◆ **Given problem**
Search the material for "JSON" and show all lines that contain it.

◆ **Given records**
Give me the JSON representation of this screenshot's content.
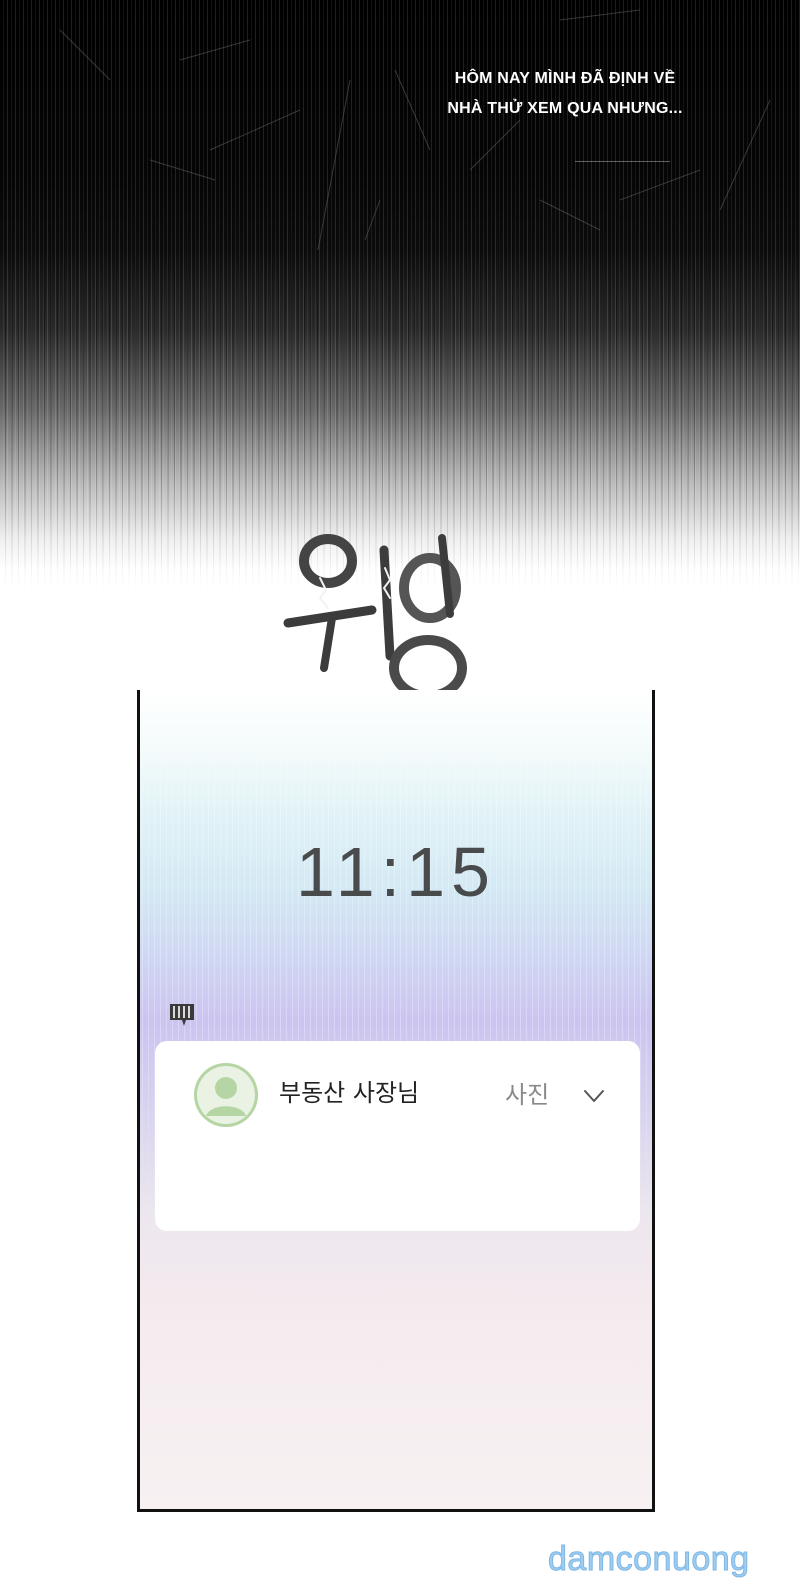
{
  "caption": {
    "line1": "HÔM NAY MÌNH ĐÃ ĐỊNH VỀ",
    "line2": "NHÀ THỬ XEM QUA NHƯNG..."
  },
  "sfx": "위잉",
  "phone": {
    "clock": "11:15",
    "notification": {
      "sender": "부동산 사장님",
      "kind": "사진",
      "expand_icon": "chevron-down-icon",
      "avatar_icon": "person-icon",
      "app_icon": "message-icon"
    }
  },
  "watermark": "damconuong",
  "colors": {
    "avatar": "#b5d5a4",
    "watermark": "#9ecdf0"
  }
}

* * *

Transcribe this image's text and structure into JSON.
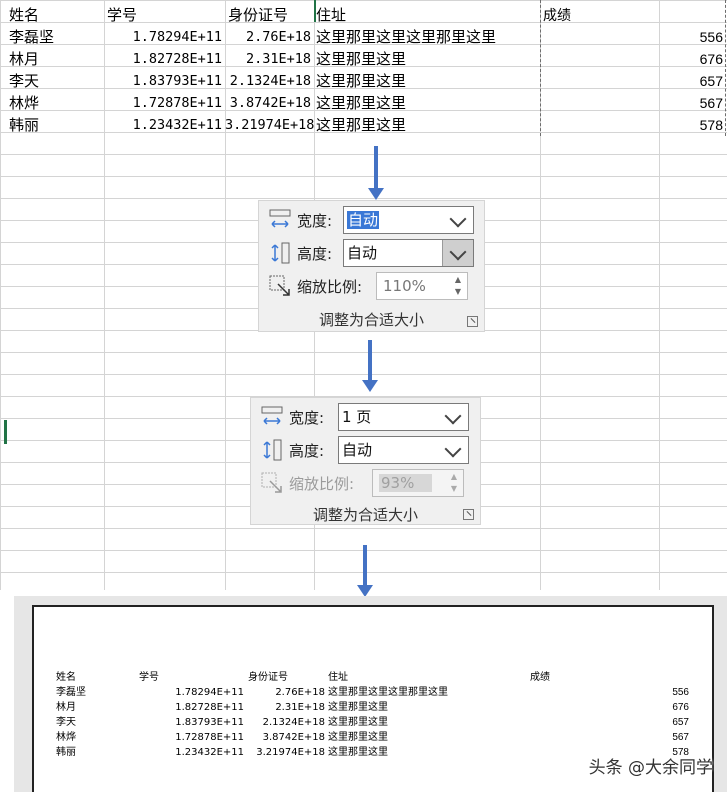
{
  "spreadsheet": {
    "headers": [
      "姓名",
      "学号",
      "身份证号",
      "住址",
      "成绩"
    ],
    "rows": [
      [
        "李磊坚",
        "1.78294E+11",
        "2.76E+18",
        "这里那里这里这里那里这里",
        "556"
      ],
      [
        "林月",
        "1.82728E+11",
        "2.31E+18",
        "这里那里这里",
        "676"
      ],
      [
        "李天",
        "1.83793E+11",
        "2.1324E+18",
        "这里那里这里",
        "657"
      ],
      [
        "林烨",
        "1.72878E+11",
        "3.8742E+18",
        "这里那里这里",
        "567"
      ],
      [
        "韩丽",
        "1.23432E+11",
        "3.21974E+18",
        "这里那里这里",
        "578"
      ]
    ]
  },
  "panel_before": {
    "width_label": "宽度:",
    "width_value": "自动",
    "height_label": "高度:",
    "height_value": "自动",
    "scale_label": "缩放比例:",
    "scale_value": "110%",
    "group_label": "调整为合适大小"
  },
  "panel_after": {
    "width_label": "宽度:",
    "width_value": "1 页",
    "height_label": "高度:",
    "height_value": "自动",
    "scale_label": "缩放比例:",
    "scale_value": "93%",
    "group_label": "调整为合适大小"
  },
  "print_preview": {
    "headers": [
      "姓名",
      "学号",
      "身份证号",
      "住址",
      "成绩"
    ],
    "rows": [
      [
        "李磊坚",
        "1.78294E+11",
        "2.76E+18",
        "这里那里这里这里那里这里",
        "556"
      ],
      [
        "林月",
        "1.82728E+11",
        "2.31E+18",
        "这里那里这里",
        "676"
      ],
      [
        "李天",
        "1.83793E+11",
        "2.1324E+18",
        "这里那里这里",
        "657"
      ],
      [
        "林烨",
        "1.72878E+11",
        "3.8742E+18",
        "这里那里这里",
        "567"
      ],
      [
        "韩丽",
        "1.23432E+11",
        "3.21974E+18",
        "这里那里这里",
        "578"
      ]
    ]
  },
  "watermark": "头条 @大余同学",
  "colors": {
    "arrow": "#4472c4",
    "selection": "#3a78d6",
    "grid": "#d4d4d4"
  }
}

◆ **Solution to this task**
Give me the JSON representation of this screenshot's content.
Transcribe this image's text and structure into JSON.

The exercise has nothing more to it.